* **PROBLEM REQUIREMENTS**
Locate the lines of the listing below that hold "Stocks", then copy each of them.

Data entries for graphics
* * *

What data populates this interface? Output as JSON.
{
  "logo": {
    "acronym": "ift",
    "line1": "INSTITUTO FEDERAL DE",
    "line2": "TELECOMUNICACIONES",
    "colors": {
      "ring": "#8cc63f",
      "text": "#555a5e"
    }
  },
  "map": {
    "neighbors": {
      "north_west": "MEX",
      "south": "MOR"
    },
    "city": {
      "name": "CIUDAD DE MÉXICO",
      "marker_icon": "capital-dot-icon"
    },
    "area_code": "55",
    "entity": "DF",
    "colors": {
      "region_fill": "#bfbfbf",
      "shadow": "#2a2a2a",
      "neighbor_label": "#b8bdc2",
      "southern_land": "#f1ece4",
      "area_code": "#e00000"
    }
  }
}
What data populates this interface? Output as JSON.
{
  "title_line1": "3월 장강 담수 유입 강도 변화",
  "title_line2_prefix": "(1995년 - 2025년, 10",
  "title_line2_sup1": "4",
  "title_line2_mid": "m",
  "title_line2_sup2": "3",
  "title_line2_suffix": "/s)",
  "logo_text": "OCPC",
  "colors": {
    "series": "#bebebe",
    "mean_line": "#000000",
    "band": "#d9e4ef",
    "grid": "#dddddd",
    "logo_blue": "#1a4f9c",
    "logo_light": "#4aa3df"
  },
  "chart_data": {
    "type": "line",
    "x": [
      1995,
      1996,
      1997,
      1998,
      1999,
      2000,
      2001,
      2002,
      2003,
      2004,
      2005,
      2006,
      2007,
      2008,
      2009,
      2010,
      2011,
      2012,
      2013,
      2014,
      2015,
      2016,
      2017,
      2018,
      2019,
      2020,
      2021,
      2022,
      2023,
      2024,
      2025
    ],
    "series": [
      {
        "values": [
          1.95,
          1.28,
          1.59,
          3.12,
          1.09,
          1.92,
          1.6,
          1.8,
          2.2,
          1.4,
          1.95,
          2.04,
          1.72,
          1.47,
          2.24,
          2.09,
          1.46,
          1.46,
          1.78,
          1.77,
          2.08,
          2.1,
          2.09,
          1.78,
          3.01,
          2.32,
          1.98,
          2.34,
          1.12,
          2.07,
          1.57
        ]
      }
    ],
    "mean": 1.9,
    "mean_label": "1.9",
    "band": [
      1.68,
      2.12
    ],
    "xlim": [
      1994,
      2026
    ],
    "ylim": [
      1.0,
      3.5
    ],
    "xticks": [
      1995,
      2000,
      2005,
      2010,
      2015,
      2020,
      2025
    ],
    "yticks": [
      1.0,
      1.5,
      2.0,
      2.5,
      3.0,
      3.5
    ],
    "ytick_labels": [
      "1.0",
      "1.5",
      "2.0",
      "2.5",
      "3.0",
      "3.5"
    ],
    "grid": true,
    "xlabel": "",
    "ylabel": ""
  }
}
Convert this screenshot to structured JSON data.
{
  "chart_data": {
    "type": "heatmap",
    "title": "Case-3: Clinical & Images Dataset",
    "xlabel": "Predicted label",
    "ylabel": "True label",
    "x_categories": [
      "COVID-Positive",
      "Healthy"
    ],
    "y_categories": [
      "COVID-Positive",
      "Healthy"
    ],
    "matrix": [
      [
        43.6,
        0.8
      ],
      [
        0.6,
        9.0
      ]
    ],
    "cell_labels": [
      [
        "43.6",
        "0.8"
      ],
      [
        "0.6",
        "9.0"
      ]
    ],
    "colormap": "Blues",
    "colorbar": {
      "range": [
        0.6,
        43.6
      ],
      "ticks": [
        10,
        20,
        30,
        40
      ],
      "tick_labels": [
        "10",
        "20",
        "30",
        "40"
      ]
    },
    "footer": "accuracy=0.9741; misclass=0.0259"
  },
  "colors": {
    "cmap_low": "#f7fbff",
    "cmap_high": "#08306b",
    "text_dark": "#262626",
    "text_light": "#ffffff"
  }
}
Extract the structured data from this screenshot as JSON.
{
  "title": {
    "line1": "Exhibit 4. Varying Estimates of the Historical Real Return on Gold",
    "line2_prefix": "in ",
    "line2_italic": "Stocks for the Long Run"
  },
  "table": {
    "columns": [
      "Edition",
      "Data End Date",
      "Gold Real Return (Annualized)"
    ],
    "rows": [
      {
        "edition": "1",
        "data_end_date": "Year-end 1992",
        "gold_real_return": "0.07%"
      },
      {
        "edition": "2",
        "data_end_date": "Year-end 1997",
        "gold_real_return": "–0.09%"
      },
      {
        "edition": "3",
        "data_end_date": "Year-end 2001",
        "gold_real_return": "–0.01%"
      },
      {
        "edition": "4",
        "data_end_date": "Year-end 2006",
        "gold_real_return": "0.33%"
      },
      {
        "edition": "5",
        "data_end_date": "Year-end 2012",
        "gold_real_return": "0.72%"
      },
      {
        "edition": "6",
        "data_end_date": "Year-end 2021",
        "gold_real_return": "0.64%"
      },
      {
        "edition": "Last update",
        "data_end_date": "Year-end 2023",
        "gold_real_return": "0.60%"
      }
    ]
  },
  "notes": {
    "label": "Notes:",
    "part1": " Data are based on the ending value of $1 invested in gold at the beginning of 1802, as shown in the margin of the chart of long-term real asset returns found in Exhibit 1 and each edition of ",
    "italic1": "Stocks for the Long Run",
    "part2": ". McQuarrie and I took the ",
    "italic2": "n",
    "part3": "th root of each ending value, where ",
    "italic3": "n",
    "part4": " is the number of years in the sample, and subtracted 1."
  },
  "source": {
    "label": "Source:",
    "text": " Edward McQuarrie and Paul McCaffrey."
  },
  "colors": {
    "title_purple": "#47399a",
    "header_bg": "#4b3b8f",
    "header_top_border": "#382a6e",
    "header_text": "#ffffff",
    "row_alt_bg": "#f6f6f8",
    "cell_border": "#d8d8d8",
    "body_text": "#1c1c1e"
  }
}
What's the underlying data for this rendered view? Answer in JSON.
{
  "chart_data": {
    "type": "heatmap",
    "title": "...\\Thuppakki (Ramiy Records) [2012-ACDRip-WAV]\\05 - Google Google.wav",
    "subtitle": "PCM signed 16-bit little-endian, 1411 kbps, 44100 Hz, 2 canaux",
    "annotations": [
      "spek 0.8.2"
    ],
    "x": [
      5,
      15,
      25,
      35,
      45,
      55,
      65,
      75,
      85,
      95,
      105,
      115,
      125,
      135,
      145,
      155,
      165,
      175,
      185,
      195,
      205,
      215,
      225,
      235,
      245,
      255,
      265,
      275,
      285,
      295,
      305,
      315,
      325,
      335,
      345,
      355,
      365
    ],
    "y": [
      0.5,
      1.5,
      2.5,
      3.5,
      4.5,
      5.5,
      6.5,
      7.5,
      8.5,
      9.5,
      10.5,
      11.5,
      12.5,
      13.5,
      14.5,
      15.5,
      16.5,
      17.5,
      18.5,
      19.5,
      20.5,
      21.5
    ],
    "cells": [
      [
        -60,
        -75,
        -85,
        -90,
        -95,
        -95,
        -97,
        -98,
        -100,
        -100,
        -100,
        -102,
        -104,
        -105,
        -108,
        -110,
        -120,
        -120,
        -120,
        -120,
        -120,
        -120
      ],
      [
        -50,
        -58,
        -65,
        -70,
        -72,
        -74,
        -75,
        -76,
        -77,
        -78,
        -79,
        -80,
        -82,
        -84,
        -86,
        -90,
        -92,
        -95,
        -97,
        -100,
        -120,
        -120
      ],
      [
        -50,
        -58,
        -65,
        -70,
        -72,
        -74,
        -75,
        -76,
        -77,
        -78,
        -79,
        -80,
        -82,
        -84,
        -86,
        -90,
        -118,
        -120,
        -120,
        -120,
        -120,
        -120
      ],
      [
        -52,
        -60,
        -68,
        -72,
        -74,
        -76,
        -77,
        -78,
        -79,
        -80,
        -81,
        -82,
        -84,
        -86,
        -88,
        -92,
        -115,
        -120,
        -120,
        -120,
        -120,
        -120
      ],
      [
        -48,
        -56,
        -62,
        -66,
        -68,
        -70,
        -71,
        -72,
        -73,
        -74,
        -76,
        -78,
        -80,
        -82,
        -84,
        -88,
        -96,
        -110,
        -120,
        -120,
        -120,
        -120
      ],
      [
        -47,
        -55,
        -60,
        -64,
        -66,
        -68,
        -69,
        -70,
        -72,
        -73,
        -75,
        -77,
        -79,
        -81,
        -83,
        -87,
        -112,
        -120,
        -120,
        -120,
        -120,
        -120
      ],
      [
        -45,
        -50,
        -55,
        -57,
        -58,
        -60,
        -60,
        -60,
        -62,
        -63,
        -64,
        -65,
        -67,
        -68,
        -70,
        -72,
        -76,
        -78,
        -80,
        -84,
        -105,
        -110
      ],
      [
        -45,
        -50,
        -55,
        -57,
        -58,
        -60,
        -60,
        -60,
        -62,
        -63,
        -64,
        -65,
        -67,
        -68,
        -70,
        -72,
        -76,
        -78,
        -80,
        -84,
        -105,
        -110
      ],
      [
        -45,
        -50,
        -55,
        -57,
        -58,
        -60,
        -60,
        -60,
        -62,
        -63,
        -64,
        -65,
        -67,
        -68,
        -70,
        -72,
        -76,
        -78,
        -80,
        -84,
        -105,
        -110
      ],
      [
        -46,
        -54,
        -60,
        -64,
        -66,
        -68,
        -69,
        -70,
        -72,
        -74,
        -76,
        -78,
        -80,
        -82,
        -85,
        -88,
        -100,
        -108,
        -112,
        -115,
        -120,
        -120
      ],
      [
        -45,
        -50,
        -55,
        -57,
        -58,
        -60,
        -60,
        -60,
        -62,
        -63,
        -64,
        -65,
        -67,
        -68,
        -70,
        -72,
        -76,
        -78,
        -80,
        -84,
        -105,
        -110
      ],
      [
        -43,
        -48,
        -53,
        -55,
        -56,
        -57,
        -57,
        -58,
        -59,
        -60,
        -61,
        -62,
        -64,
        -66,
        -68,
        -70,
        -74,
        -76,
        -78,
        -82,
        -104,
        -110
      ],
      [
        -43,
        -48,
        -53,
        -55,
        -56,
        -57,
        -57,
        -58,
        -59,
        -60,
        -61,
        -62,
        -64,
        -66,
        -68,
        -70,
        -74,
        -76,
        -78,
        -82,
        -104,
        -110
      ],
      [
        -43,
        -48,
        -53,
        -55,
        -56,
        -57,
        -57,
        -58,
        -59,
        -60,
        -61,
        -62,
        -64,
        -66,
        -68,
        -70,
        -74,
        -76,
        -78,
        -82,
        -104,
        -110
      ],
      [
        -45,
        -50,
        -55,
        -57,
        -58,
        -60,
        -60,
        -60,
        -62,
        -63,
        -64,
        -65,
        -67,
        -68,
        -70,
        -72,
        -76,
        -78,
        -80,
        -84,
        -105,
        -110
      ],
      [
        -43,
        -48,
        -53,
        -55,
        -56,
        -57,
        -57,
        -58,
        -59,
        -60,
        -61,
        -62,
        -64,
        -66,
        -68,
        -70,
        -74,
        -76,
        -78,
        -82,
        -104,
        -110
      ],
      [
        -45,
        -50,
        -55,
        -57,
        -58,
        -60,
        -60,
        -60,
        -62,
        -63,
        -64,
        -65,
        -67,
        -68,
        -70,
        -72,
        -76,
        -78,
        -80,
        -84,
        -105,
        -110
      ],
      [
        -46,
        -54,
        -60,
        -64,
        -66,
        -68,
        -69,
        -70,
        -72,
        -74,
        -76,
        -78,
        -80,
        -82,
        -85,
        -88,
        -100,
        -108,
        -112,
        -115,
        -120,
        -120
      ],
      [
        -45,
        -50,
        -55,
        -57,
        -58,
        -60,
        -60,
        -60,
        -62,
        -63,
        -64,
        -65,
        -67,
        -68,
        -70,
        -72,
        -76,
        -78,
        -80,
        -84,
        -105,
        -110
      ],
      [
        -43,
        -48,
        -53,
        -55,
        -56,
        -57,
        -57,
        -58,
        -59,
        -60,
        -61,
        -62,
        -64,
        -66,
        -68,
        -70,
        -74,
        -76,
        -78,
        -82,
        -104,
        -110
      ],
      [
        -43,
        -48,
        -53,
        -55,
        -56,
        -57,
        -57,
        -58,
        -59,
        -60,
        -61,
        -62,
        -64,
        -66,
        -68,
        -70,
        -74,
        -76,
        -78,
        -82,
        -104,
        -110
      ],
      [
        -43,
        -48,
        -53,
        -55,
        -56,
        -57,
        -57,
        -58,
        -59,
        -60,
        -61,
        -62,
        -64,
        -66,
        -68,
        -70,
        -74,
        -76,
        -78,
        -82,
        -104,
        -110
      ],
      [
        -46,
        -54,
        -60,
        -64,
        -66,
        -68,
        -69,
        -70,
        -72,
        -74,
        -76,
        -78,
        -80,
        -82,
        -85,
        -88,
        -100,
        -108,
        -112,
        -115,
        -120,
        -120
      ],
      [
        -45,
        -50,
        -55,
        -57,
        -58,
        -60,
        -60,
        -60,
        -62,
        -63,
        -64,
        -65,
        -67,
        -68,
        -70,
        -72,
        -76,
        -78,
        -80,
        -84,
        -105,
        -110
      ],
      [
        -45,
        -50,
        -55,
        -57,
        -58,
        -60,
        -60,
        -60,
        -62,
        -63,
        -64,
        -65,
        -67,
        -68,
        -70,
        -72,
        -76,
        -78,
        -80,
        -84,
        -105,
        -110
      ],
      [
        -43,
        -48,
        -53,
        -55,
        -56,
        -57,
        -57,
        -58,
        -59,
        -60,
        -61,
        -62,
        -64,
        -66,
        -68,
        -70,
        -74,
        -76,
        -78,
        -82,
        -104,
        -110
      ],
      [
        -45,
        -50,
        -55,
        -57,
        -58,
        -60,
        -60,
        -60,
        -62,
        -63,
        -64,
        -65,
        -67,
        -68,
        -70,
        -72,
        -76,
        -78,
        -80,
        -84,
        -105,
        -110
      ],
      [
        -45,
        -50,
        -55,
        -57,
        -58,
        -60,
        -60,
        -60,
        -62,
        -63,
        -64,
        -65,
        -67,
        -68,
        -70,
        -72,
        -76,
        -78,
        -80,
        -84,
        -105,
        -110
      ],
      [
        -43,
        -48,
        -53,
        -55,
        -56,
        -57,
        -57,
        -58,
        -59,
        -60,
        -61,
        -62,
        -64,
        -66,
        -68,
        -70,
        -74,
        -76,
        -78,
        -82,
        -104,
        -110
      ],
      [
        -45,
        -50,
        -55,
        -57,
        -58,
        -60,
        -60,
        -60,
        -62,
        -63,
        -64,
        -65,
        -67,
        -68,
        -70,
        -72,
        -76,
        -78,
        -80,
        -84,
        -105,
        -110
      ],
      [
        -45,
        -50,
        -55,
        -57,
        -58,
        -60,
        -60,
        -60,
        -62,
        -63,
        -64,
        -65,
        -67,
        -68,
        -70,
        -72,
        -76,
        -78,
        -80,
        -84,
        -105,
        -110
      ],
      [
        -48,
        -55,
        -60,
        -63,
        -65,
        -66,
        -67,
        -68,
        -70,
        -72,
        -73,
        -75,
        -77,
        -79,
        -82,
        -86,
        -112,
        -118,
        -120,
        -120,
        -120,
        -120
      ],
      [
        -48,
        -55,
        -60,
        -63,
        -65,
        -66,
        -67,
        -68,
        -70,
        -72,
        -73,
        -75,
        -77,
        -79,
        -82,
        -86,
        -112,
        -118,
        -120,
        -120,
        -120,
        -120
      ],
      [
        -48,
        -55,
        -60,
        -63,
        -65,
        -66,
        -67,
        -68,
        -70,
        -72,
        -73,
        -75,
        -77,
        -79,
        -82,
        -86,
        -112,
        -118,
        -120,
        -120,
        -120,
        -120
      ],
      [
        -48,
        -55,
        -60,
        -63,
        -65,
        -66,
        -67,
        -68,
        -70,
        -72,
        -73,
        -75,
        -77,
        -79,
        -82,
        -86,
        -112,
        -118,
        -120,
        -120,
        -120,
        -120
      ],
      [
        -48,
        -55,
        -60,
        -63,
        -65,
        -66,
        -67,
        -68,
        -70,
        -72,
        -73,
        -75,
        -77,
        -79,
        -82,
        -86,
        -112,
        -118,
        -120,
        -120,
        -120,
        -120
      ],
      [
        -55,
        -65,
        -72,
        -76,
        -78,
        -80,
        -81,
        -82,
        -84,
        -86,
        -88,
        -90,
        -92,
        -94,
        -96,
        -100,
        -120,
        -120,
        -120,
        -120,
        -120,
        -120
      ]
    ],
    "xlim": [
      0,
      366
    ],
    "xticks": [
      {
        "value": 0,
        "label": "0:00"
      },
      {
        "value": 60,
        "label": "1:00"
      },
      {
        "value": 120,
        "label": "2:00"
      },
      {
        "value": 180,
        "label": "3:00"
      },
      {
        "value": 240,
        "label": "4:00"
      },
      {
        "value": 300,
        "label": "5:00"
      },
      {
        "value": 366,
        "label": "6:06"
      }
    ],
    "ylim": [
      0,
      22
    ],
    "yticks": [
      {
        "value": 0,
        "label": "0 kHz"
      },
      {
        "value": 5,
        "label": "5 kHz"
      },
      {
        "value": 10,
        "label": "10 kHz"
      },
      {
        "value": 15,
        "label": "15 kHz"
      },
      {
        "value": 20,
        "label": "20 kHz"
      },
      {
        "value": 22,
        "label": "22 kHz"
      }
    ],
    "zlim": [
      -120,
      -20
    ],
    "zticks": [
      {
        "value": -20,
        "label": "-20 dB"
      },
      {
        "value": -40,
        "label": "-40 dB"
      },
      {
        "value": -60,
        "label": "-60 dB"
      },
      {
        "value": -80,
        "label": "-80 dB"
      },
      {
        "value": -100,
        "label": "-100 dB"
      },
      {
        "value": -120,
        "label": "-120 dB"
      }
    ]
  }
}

* * *

* **WRITTEN RESPONSE**
    "line2_italic": "Stocks for the Long Run"
    "italic1": "Stocks for the Long Run",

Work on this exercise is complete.